[What you need to do]
Below is a block of records. Copy every line in it that contains the word "Enclosures".

--- start of Information given ---

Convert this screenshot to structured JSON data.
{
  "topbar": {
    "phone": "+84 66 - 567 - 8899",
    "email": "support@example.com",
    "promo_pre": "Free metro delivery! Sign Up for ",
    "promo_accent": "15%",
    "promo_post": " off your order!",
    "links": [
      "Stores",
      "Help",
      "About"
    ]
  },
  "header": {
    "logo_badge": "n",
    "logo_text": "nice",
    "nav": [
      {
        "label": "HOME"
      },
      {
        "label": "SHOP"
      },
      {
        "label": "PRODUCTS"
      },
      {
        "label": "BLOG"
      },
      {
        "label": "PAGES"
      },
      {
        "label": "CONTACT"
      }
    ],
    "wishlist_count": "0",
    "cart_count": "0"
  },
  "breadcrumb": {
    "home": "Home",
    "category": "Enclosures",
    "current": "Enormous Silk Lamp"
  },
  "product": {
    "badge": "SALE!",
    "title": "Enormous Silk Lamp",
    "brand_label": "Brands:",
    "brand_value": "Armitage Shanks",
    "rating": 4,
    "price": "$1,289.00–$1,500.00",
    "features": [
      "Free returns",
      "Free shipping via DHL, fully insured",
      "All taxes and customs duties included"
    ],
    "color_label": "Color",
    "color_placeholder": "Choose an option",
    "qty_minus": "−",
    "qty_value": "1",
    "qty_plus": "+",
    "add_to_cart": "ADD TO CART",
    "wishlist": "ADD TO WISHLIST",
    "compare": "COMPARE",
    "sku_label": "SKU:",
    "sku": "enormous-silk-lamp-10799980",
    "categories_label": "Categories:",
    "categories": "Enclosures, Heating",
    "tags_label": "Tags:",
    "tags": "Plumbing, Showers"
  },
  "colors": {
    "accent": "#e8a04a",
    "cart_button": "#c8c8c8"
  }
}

--- end of Information given ---

[Problem solution]
    "category": "Enclosures",
    "categories": "Enclosures, Heating",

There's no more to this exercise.